What you have to do ▸ Where a picture occurs in the data, omit it, and copy all remaining data exactly.

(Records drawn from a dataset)
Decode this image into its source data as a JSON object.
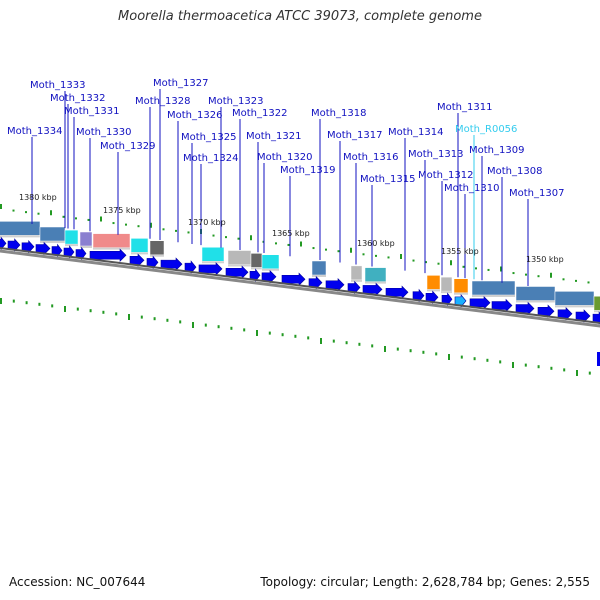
{
  "title": "Moorella thermoacetica ATCC 39073, complete genome",
  "footer": {
    "accession": "Accession: NC_007644",
    "summary": "Topology: circular; Length: 2,628,784 bp; Genes: 2,555"
  },
  "colors": {
    "gene_arrow": "#0000ee",
    "gene_label": "#1010c0",
    "rna_label": "#33ccee",
    "tick": "#229922",
    "backbone": "#888888"
  },
  "kbp_labels": [
    "1380 kbp",
    "1375 kbp",
    "1370 kbp",
    "1365 kbp",
    "1360 kbp",
    "1355 kbp",
    "1350 kbp"
  ],
  "gene_labels": [
    {
      "text": "Moth_1334",
      "type": "gene"
    },
    {
      "text": "Moth_1333",
      "type": "gene"
    },
    {
      "text": "Moth_1332",
      "type": "gene"
    },
    {
      "text": "Moth_1331",
      "type": "gene"
    },
    {
      "text": "Moth_1330",
      "type": "gene"
    },
    {
      "text": "Moth_1329",
      "type": "gene"
    },
    {
      "text": "Moth_1328",
      "type": "gene"
    },
    {
      "text": "Moth_1327",
      "type": "gene"
    },
    {
      "text": "Moth_1326",
      "type": "gene"
    },
    {
      "text": "Moth_1325",
      "type": "gene"
    },
    {
      "text": "Moth_1324",
      "type": "gene"
    },
    {
      "text": "Moth_1323",
      "type": "gene"
    },
    {
      "text": "Moth_1322",
      "type": "gene"
    },
    {
      "text": "Moth_1321",
      "type": "gene"
    },
    {
      "text": "Moth_1320",
      "type": "gene"
    },
    {
      "text": "Moth_1319",
      "type": "gene"
    },
    {
      "text": "Moth_1318",
      "type": "gene"
    },
    {
      "text": "Moth_1317",
      "type": "gene"
    },
    {
      "text": "Moth_1316",
      "type": "gene"
    },
    {
      "text": "Moth_1315",
      "type": "gene"
    },
    {
      "text": "Moth_1314",
      "type": "gene"
    },
    {
      "text": "Moth_1313",
      "type": "gene"
    },
    {
      "text": "Moth_1312",
      "type": "gene"
    },
    {
      "text": "Moth_1311",
      "type": "gene"
    },
    {
      "text": "Moth_R0056",
      "type": "rna"
    },
    {
      "text": "Moth_1310",
      "type": "gene"
    },
    {
      "text": "Moth_1309",
      "type": "gene"
    },
    {
      "text": "Moth_1308",
      "type": "gene"
    },
    {
      "text": "Moth_1307",
      "type": "gene"
    }
  ]
}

Result of the task ▸
Decode this image into its source data as a JSON object.
{
  "title": "Moorella thermoacetica ATCC 39073, complete genome",
  "footer": {
    "accession": "Accession: NC_007644",
    "summary": "Topology: circular; Length: 2,628,784 bp; Genes: 2,555"
  },
  "colors": {
    "gene_arrow": "#0000ee",
    "gene_label": "#1010c0",
    "rna_label": "#33ccee",
    "tick": "#229922",
    "backbone": "#888888"
  },
  "kbp_labels": [
    "1380 kbp",
    "1375 kbp",
    "1370 kbp",
    "1365 kbp",
    "1360 kbp",
    "1355 kbp",
    "1350 kbp"
  ],
  "gene_labels": [
    {
      "text": "Moth_1334",
      "type": "gene"
    },
    {
      "text": "Moth_1333",
      "type": "gene"
    },
    {
      "text": "Moth_1332",
      "type": "gene"
    },
    {
      "text": "Moth_1331",
      "type": "gene"
    },
    {
      "text": "Moth_1330",
      "type": "gene"
    },
    {
      "text": "Moth_1329",
      "type": "gene"
    },
    {
      "text": "Moth_1328",
      "type": "gene"
    },
    {
      "text": "Moth_1327",
      "type": "gene"
    },
    {
      "text": "Moth_1326",
      "type": "gene"
    },
    {
      "text": "Moth_1325",
      "type": "gene"
    },
    {
      "text": "Moth_1324",
      "type": "gene"
    },
    {
      "text": "Moth_1323",
      "type": "gene"
    },
    {
      "text": "Moth_1322",
      "type": "gene"
    },
    {
      "text": "Moth_1321",
      "type": "gene"
    },
    {
      "text": "Moth_1320",
      "type": "gene"
    },
    {
      "text": "Moth_1319",
      "type": "gene"
    },
    {
      "text": "Moth_1318",
      "type": "gene"
    },
    {
      "text": "Moth_1317",
      "type": "gene"
    },
    {
      "text": "Moth_1316",
      "type": "gene"
    },
    {
      "text": "Moth_1315",
      "type": "gene"
    },
    {
      "text": "Moth_1314",
      "type": "gene"
    },
    {
      "text": "Moth_1313",
      "type": "gene"
    },
    {
      "text": "Moth_1312",
      "type": "gene"
    },
    {
      "text": "Moth_1311",
      "type": "gene"
    },
    {
      "text": "Moth_R0056",
      "type": "rna"
    },
    {
      "text": "Moth_1310",
      "type": "gene"
    },
    {
      "text": "Moth_1309",
      "type": "gene"
    },
    {
      "text": "Moth_1308",
      "type": "gene"
    },
    {
      "text": "Moth_1307",
      "type": "gene"
    }
  ]
}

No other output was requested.